What to do: Copy every line of the entries below verbatim, with no changes.
■ ■ ■ ■ ■ ■ ■
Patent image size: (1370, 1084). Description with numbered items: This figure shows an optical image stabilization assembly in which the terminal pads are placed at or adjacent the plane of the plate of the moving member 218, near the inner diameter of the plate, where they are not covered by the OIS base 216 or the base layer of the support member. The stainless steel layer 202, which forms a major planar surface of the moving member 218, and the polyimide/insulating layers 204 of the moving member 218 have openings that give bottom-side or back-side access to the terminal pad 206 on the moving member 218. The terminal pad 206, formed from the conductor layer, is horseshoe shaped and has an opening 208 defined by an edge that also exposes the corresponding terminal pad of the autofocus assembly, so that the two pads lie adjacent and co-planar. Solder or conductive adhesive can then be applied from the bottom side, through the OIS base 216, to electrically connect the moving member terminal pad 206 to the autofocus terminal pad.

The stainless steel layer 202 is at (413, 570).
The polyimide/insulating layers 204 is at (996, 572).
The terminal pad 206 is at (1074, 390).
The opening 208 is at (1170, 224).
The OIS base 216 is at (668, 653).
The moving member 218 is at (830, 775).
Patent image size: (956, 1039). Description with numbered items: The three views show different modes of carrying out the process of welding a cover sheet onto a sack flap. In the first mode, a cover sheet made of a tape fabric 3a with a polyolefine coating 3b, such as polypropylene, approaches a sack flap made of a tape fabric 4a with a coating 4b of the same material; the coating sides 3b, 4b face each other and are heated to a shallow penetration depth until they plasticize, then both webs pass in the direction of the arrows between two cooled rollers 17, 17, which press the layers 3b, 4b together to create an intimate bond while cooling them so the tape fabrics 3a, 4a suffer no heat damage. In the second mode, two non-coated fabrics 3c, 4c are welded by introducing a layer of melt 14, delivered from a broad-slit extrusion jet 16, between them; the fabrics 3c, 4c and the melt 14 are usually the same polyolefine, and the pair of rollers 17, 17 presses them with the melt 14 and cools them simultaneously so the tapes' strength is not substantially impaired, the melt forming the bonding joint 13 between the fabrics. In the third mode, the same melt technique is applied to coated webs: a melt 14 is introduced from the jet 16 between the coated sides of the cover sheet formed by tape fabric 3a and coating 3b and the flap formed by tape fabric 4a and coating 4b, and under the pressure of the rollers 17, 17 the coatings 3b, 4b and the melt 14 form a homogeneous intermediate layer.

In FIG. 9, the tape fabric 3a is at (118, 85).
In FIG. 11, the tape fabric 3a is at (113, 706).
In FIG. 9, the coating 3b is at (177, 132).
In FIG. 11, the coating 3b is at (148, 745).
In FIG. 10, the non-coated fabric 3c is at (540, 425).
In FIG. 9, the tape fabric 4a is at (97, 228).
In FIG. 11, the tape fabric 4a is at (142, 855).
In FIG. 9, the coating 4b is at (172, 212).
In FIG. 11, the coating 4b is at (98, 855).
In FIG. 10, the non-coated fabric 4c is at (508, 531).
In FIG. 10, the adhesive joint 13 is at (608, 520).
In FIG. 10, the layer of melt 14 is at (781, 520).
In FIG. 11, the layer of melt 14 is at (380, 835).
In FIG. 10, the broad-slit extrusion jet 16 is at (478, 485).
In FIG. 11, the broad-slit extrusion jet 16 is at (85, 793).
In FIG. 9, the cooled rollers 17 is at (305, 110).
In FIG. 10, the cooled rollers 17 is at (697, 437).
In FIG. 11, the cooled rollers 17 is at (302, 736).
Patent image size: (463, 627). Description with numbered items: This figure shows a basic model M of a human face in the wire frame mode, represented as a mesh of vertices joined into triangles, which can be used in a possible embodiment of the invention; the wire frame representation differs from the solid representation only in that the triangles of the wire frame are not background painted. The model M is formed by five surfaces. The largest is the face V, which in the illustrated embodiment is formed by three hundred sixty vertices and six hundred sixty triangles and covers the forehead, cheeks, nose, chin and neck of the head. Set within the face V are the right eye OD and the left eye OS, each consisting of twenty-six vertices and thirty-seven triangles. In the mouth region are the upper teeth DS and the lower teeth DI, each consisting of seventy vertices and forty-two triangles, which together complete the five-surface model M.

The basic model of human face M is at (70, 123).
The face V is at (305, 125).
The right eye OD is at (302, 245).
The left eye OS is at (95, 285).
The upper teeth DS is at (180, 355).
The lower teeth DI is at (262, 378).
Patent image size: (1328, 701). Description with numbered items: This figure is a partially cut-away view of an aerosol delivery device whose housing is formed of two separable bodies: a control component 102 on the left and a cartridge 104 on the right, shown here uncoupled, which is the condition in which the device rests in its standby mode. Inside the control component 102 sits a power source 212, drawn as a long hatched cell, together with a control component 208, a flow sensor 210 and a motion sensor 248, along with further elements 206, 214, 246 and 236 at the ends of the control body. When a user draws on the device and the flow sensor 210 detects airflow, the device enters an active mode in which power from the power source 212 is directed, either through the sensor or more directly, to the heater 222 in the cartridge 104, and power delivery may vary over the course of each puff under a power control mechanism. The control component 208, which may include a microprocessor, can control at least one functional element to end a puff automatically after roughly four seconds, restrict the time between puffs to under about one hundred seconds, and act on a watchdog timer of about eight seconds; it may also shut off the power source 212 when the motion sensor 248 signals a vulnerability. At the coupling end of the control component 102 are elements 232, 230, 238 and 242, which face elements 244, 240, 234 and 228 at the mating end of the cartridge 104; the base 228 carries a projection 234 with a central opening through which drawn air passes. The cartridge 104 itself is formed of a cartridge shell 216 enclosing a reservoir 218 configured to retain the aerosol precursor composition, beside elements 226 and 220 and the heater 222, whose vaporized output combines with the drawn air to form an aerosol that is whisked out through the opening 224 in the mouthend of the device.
■ ■ ■ ■ ■ ■ ■
Solution below:
Patent image size: (1370, 1084). Description with numbered items: This figure shows an optical image stabilization assembly in which the terminal pads are placed at or adjacent the plane of the plate of the moving member 218, near the inner diameter of the plate, where they are not covered by the OIS base 216 or the base layer of the support member. The stainless steel layer 202, which forms a major planar surface of the moving member 218, and the polyimide/insulating layers 204 of the moving member 218 have openings that give bottom-side or back-side access to the terminal pad 206 on the moving member 218. The terminal pad 206, formed from the conductor layer, is horseshoe shaped and has an opening 208 defined by an edge that also exposes the corresponding terminal pad of the autofocus assembly, so that the two pads lie adjacent and co-planar. Solder or conductive adhesive can then be applied from the bottom side, through the OIS base 216, to electrically connect the moving member terminal pad 206 to the autofocus terminal pad.

The stainless steel layer 202 is at (413, 570).
The polyimide/insulating layers 204 is at (996, 572).
The terminal pad 206 is at (1074, 390).
The opening 208 is at (1170, 224).
The OIS base 216 is at (668, 653).
The moving member 218 is at (830, 775).
Patent image size: (956, 1039). Description with numbered items: The three views show different modes of carrying out the process of welding a cover sheet onto a sack flap. In the first mode, a cover sheet made of a tape fabric 3a with a polyolefine coating 3b, such as polypropylene, approaches a sack flap made of a tape fabric 4a with a coating 4b of the same material; the coating sides 3b, 4b face each other and are heated to a shallow penetration depth until they plasticize, then both webs pass in the direction of the arrows between two cooled rollers 17, 17, which press the layers 3b, 4b together to create an intimate bond while cooling them so the tape fabrics 3a, 4a suffer no heat damage. In the second mode, two non-coated fabrics 3c, 4c are welded by introducing a layer of melt 14, delivered from a broad-slit extrusion jet 16, between them; the fabrics 3c, 4c and the melt 14 are usually the same polyolefine, and the pair of rollers 17, 17 presses them with the melt 14 and cools them simultaneously so the tapes' strength is not substantially impaired, the melt forming the bonding joint 13 between the fabrics. In the third mode, the same melt technique is applied to coated webs: a melt 14 is introduced from the jet 16 between the coated sides of the cover sheet formed by tape fabric 3a and coating 3b and the flap formed by tape fabric 4a and coating 4b, and under the pressure of the rollers 17, 17 the coatings 3b, 4b and the melt 14 form a homogeneous intermediate layer.

In FIG. 9, the tape fabric 3a is at (118, 85).
In FIG. 11, the tape fabric 3a is at (113, 706).
In FIG. 9, the coating 3b is at (177, 132).
In FIG. 11, the coating 3b is at (148, 745).
In FIG. 10, the non-coated fabric 3c is at (540, 425).
In FIG. 9, the tape fabric 4a is at (97, 228).
In FIG. 11, the tape fabric 4a is at (142, 855).
In FIG. 9, the coating 4b is at (172, 212).
In FIG. 11, the coating 4b is at (98, 855).
In FIG. 10, the non-coated fabric 4c is at (508, 531).
In FIG. 10, the adhesive joint 13 is at (608, 520).
In FIG. 10, the layer of melt 14 is at (781, 520).
In FIG. 11, the layer of melt 14 is at (380, 835).
In FIG. 10, the broad-slit extrusion jet 16 is at (478, 485).
In FIG. 11, the broad-slit extrusion jet 16 is at (85, 793).
In FIG. 9, the cooled rollers 17 is at (305, 110).
In FIG. 10, the cooled rollers 17 is at (697, 437).
In FIG. 11, the cooled rollers 17 is at (302, 736).
Patent image size: (463, 627). Description with numbered items: This figure shows a basic model M of a human face in the wire frame mode, represented as a mesh of vertices joined into triangles, which can be used in a possible embodiment of the invention; the wire frame representation differs from the solid representation only in that the triangles of the wire frame are not background painted. The model M is formed by five surfaces. The largest is the face V, which in the illustrated embodiment is formed by three hundred sixty vertices and six hundred sixty triangles and covers the forehead, cheeks, nose, chin and neck of the head. Set within the face V are the right eye OD and the left eye OS, each consisting of twenty-six vertices and thirty-seven triangles. In the mouth region are the upper teeth DS and the lower teeth DI, each consisting of seventy vertices and forty-two triangles, which together complete the five-surface model M.

The basic model of human face M is at (70, 123).
The face V is at (305, 125).
The right eye OD is at (302, 245).
The left eye OS is at (95, 285).
The upper teeth DS is at (180, 355).
The lower teeth DI is at (262, 378).
Patent image size: (1328, 701). Description with numbered items: This figure is a partially cut-away view of an aerosol delivery device whose housing is formed of two separable bodies: a control component 102 on the left and a cartridge 104 on the right, shown here uncoupled, which is the condition in which the device rests in its standby mode. Inside the control component 102 sits a power source 212, drawn as a long hatched cell, together with a control component 208, a flow sensor 210 and a motion sensor 248, along with further elements 206, 214, 246 and 236 at the ends of the control body. When a user draws on the device and the flow sensor 210 detects airflow, the device enters an active mode in which power from the power source 212 is directed, either through the sensor or more directly, to the heater 222 in the cartridge 104, and power delivery may vary over the course of each puff under a power control mechanism. The control component 208, which may include a microprocessor, can control at least one functional element to end a puff automatically after roughly four seconds, restrict the time between puffs to under about one hundred seconds, and act on a watchdog timer of about eight seconds; it may also shut off the power source 212 when the motion sensor 248 signals a vulnerability. At the coupling end of the control component 102 are elements 232, 230, 238 and 242, which face elements 244, 240, 234 and 228 at the mating end of the cartridge 104; the base 228 carries a projection 234 with a central opening through which drawn air passes. The cartridge 104 itself is formed of a cartridge shell 216 enclosing a reservoir 218 configured to retain the aerosol precursor composition, beside elements 226 and 220 and the heater 222, whose vaporized output combines with the drawn air to form an aerosol that is whisked out through the opening 224 in the mouthend of the device.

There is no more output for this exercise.